** START OF Dataset records **
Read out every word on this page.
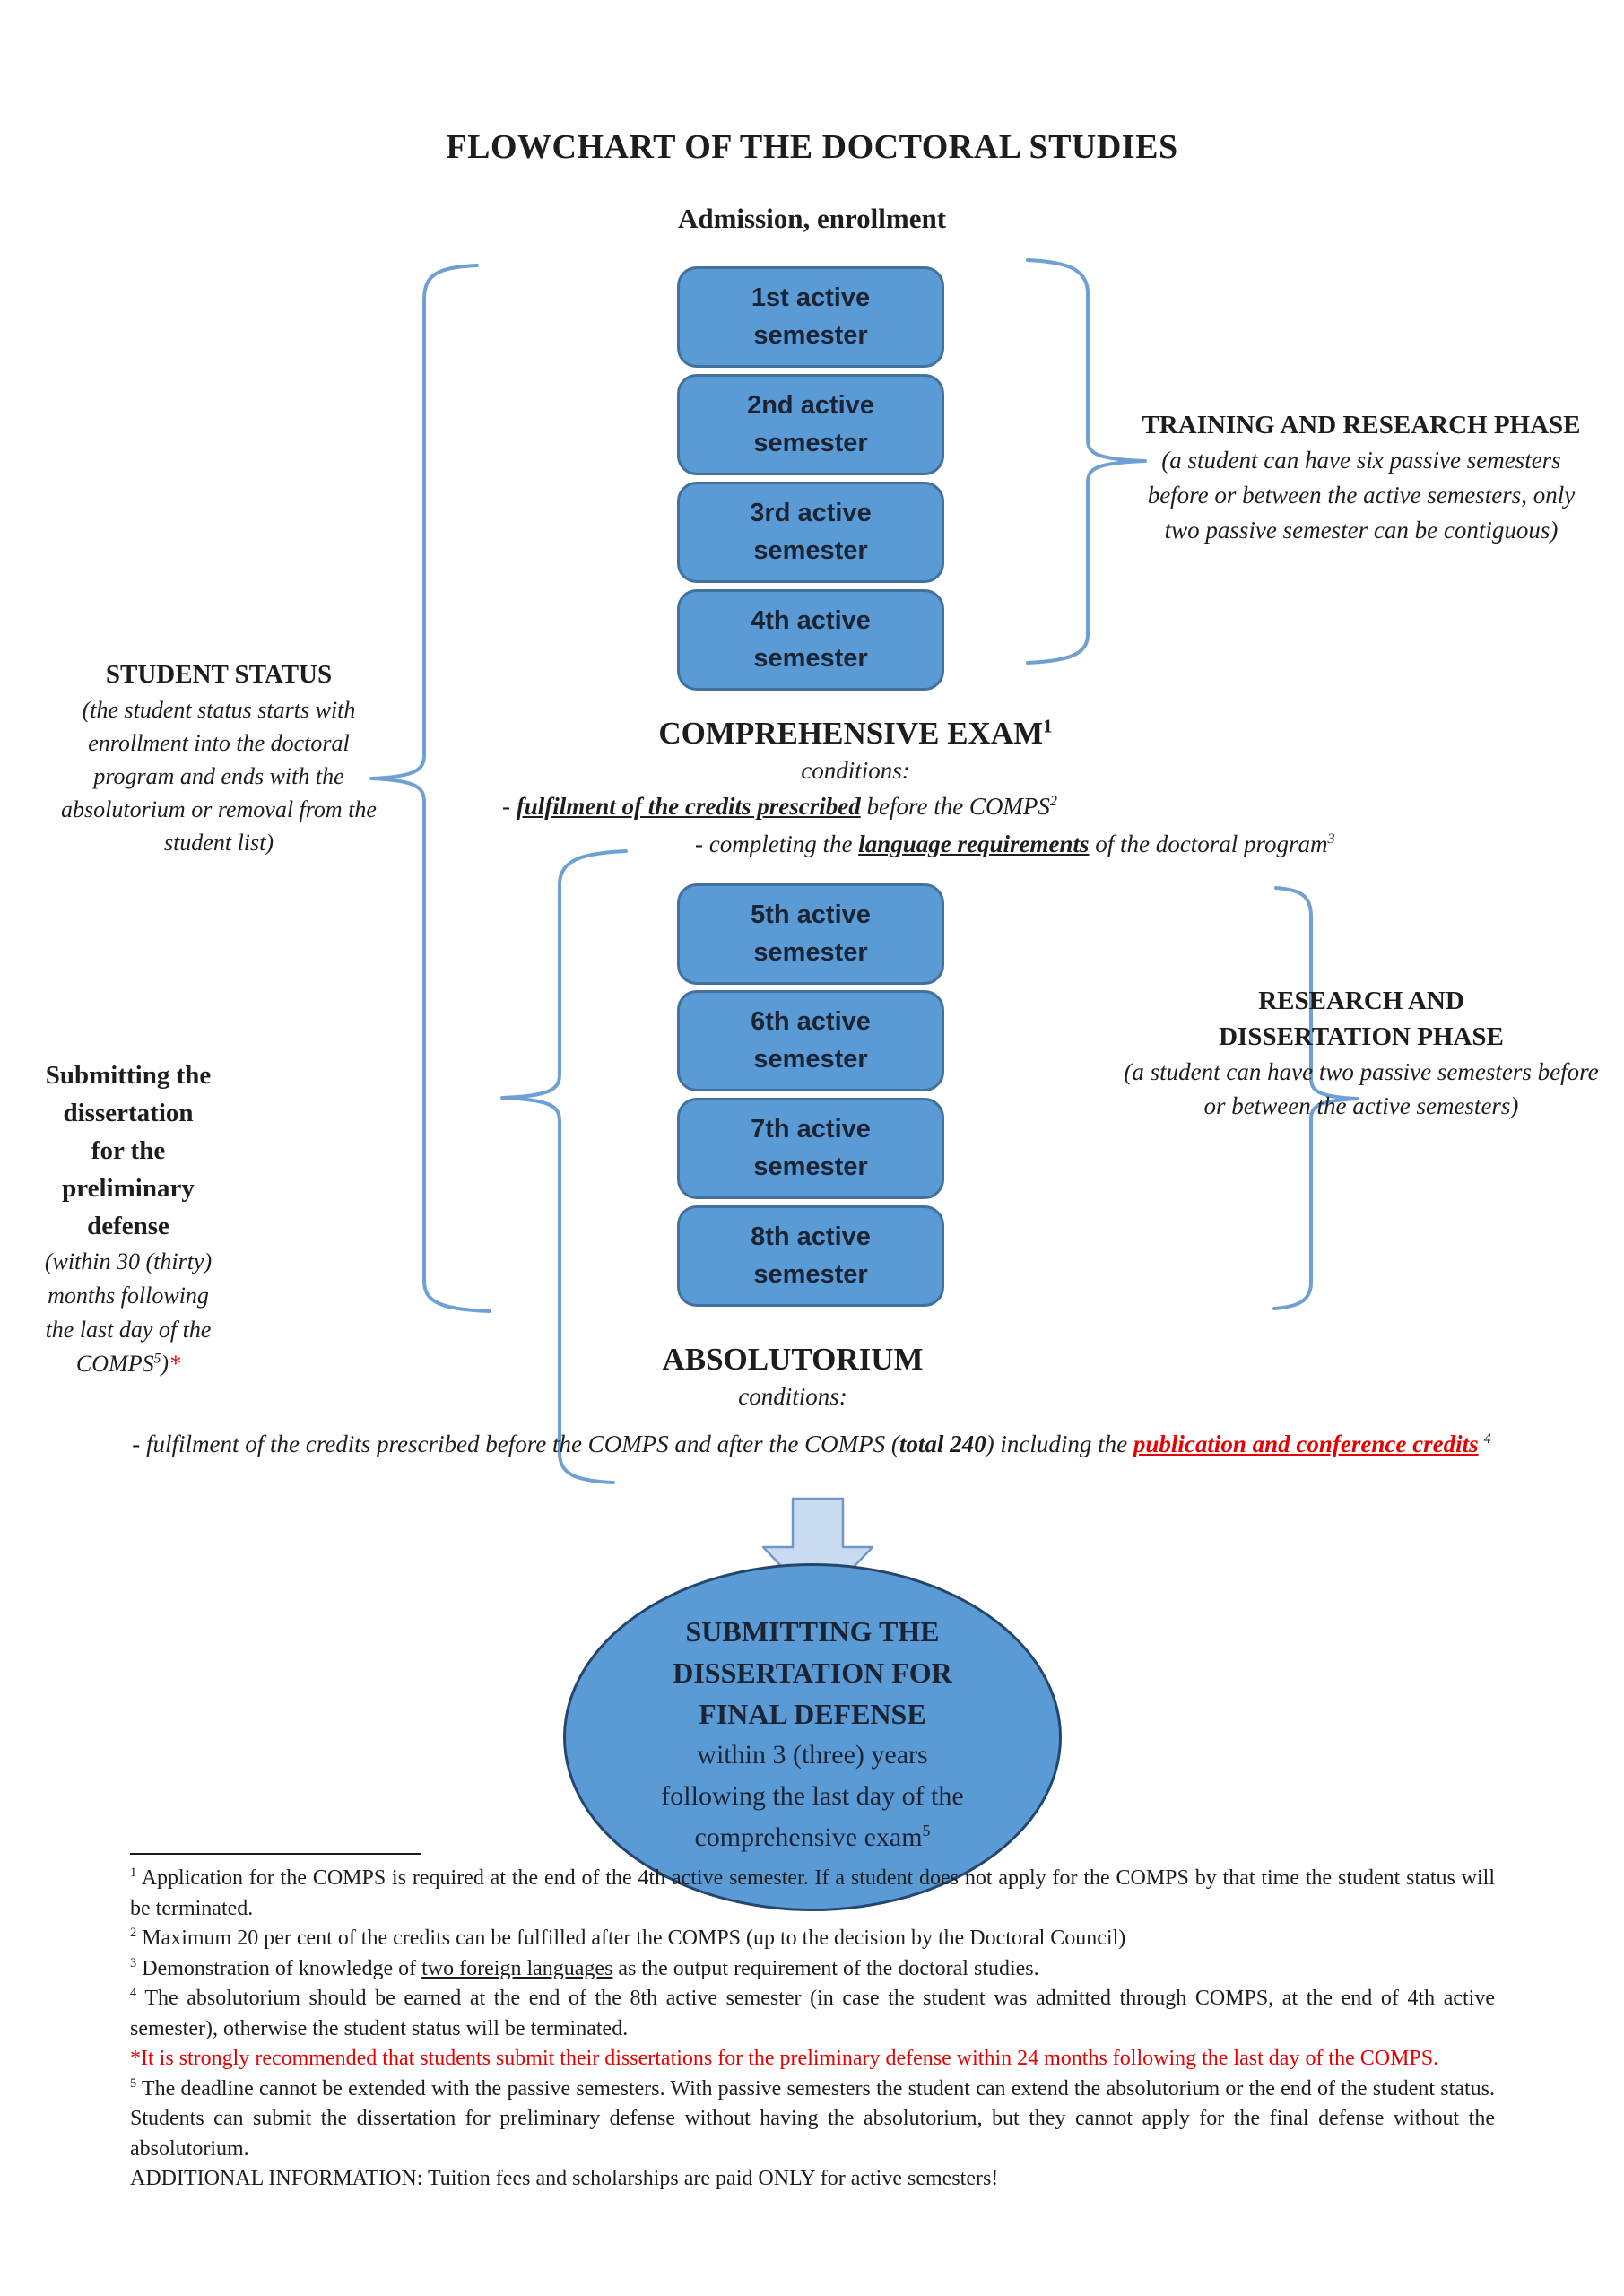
FLOWCHART OF THE DOCTORAL STUDIES
Admission, enrollment
1st active
semester
2nd active
semester
3rd active
semester
4th active
semester
STUDENT STATUS
(the student status starts with enrollment into the doctoral program and ends with the absolutorium or removal from the student list)
TRAINING AND RESEARCH PHASE (a student can have six passive semesters before or between the active semesters, only two passive semester can be contiguous)
COMPREHENSIVE EXAM$^1$
conditions:
- fulfilment of the credits prescribed before the COMPS$^2$
- completing the language requirements of the doctoral program$^3$
5th active
semester
6th active
semester
7th active
semester
8th active
semester
RESEARCH AND
DISSERTATION PHASE
(a student can have two passive semesters before or between the active semesters)
Submitting the
dissertation
for the
preliminary
defense
(within 30 (thirty)
months following
the last day of the
COMPS$^5$)*	ABSOLUTORIUM
conditions:
- fulfilment of the credits prescribed before the COMPS and after the COMPS (total 240) including the publication and conference credits $^4$
SUBMITTING THE
DISSERTATION FOR
FINAL DEFENSE
within 3 (three) years
following the last day of the
comprehensive exam$^5$

$^1$ Application for the COMPS is required at the end of the 4th active semester. If a student does not apply for the COMPS by that time the student status will be terminated.

$^2$ Maximum 20 per cent of the credits can be fulfilled after the COMPS (up to the decision by the Doctoral Council)

$^3$ Demonstration of knowledge of two foreign languages as the output requirement of the doctoral studies.

$^4$ The absolutorium should be earned at the end of the 8th active semester (in case the student was admitted through COMPS, at the end of 4th active semester), otherwise the student status will be terminated.

*It is strongly recommended that students submit their dissertations for the preliminary defense within 24 months following the last day of the COMPS.

$^5$ The deadline cannot be extended with the passive semesters. With passive semesters the student can extend the absolutorium or the end of the student status. Students can submit the dissertation for preliminary defense without having the absolutorium, but they cannot apply for the final defense without the absolutorium.

ADDITIONAL INFORMATION: Tuition fees and scholarships are paid ONLY for active semesters!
** END OF Dataset records **
Objective: Filter the records for lines holding the string "RESEARCH". Copy each one.

The response:
TRAINING AND RESEARCH PHASE (a student can have six passive semesters before or between the active semesters, only two passive semester can be contiguous)
RESEARCH AND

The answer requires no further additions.